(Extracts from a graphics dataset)
-------------------------

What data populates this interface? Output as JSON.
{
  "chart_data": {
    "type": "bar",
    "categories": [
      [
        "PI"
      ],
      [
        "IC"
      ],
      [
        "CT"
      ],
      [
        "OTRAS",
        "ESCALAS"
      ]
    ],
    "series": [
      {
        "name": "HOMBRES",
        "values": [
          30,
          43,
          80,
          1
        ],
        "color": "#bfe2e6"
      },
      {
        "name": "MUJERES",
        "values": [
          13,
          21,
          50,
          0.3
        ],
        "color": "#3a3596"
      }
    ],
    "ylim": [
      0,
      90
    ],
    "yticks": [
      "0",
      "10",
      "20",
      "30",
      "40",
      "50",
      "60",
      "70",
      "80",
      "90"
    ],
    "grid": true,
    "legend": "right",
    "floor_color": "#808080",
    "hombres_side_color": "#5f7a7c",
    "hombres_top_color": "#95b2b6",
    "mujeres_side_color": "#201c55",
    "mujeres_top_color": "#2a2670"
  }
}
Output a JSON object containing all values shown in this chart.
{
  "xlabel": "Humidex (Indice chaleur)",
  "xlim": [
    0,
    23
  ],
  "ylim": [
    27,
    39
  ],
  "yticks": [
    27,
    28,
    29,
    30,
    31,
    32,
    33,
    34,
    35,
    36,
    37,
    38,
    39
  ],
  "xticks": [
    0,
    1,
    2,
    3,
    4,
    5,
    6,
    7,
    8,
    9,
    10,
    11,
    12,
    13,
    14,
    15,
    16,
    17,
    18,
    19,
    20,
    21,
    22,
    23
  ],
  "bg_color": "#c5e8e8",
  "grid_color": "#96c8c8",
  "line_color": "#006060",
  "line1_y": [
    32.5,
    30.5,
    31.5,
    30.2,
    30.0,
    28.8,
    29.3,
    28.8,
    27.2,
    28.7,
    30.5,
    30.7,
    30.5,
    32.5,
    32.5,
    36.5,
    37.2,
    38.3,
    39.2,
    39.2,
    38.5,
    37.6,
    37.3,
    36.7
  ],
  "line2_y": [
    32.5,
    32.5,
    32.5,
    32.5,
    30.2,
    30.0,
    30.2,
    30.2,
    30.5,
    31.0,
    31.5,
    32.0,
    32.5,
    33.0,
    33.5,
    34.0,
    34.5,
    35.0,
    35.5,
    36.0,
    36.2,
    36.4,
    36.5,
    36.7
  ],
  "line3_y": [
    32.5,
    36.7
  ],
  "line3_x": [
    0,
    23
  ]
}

-------------------------

▸ **WHAT IS EXPECTED**: Provide an exact reproduction of all the entries shown above.

▸ **EXERCISE RESPONSE**:
What data populates this interface? Output as JSON.
{
  "chart_data": {
    "type": "bar",
    "categories": [
      [
        "PI"
      ],
      [
        "IC"
      ],
      [
        "CT"
      ],
      [
        "OTRAS",
        "ESCALAS"
      ]
    ],
    "series": [
      {
        "name": "HOMBRES",
        "values": [
          30,
          43,
          80,
          1
        ],
        "color": "#bfe2e6"
      },
      {
        "name": "MUJERES",
        "values": [
          13,
          21,
          50,
          0.3
        ],
        "color": "#3a3596"
      }
    ],
    "ylim": [
      0,
      90
    ],
    "yticks": [
      "0",
      "10",
      "20",
      "30",
      "40",
      "50",
      "60",
      "70",
      "80",
      "90"
    ],
    "grid": true,
    "legend": "right",
    "floor_color": "#808080",
    "hombres_side_color": "#5f7a7c",
    "hombres_top_color": "#95b2b6",
    "mujeres_side_color": "#201c55",
    "mujeres_top_color": "#2a2670"
  }
}
Output a JSON object containing all values shown in this chart.
{
  "xlabel": "Humidex (Indice chaleur)",
  "xlim": [
    0,
    23
  ],
  "ylim": [
    27,
    39
  ],
  "yticks": [
    27,
    28,
    29,
    30,
    31,
    32,
    33,
    34,
    35,
    36,
    37,
    38,
    39
  ],
  "xticks": [
    0,
    1,
    2,
    3,
    4,
    5,
    6,
    7,
    8,
    9,
    10,
    11,
    12,
    13,
    14,
    15,
    16,
    17,
    18,
    19,
    20,
    21,
    22,
    23
  ],
  "bg_color": "#c5e8e8",
  "grid_color": "#96c8c8",
  "line_color": "#006060",
  "line1_y": [
    32.5,
    30.5,
    31.5,
    30.2,
    30.0,
    28.8,
    29.3,
    28.8,
    27.2,
    28.7,
    30.5,
    30.7,
    30.5,
    32.5,
    32.5,
    36.5,
    37.2,
    38.3,
    39.2,
    39.2,
    38.5,
    37.6,
    37.3,
    36.7
  ],
  "line2_y": [
    32.5,
    32.5,
    32.5,
    32.5,
    30.2,
    30.0,
    30.2,
    30.2,
    30.5,
    31.0,
    31.5,
    32.0,
    32.5,
    33.0,
    33.5,
    34.0,
    34.5,
    35.0,
    35.5,
    36.0,
    36.2,
    36.4,
    36.5,
    36.7
  ],
  "line3_y": [
    32.5,
    36.7
  ],
  "line3_x": [
    0,
    23
  ]
}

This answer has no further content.